* WHAT IS REQUIRED:
Copy down all of the data underneath, exactly as shown.

* DATA RECORDS:
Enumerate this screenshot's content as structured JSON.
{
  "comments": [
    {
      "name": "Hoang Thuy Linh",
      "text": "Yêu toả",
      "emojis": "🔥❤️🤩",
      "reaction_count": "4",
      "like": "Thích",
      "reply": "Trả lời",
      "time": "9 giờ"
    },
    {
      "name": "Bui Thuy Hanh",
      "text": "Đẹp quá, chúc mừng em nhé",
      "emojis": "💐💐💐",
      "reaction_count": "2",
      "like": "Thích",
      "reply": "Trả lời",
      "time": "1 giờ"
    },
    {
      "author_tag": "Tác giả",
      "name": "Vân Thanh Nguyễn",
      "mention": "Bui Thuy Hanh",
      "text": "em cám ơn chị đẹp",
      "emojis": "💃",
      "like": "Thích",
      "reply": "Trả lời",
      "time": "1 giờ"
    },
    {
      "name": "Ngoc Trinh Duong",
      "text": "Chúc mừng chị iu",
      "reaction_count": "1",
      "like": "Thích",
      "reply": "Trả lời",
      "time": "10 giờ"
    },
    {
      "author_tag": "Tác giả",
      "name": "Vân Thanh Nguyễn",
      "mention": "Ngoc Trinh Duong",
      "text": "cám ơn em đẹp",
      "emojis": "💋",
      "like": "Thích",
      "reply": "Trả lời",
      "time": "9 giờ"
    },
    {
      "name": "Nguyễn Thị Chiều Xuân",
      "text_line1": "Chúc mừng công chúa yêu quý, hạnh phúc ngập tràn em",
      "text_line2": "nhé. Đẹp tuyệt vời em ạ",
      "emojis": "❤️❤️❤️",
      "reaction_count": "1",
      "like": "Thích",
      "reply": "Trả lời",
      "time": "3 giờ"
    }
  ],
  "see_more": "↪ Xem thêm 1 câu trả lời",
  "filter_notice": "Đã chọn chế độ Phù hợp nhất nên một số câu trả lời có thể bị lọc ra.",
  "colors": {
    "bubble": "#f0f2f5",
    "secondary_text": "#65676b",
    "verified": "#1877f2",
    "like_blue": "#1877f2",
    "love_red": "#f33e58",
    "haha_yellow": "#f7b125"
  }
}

* SOLUTION TO THIS PROBLEM:
Enumerate this screenshot's content as structured JSON.
{
  "comments": [
    {
      "name": "Hoang Thuy Linh",
      "text": "Yêu toả",
      "emojis": "🔥❤️🤩",
      "reaction_count": "4",
      "like": "Thích",
      "reply": "Trả lời",
      "time": "9 giờ"
    },
    {
      "name": "Bui Thuy Hanh",
      "text": "Đẹp quá, chúc mừng em nhé",
      "emojis": "💐💐💐",
      "reaction_count": "2",
      "like": "Thích",
      "reply": "Trả lời",
      "time": "1 giờ"
    },
    {
      "author_tag": "Tác giả",
      "name": "Vân Thanh Nguyễn",
      "mention": "Bui Thuy Hanh",
      "text": "em cám ơn chị đẹp",
      "emojis": "💃",
      "like": "Thích",
      "reply": "Trả lời",
      "time": "1 giờ"
    },
    {
      "name": "Ngoc Trinh Duong",
      "text": "Chúc mừng chị iu",
      "reaction_count": "1",
      "like": "Thích",
      "reply": "Trả lời",
      "time": "10 giờ"
    },
    {
      "author_tag": "Tác giả",
      "name": "Vân Thanh Nguyễn",
      "mention": "Ngoc Trinh Duong",
      "text": "cám ơn em đẹp",
      "emojis": "💋",
      "like": "Thích",
      "reply": "Trả lời",
      "time": "9 giờ"
    },
    {
      "name": "Nguyễn Thị Chiều Xuân",
      "text_line1": "Chúc mừng công chúa yêu quý, hạnh phúc ngập tràn em",
      "text_line2": "nhé. Đẹp tuyệt vời em ạ",
      "emojis": "❤️❤️❤️",
      "reaction_count": "1",
      "like": "Thích",
      "reply": "Trả lời",
      "time": "3 giờ"
    }
  ],
  "see_more": "↪ Xem thêm 1 câu trả lời",
  "filter_notice": "Đã chọn chế độ Phù hợp nhất nên một số câu trả lời có thể bị lọc ra.",
  "colors": {
    "bubble": "#f0f2f5",
    "secondary_text": "#65676b",
    "verified": "#1877f2",
    "like_blue": "#1877f2",
    "love_red": "#f33e58",
    "haha_yellow": "#f7b125"
  }
}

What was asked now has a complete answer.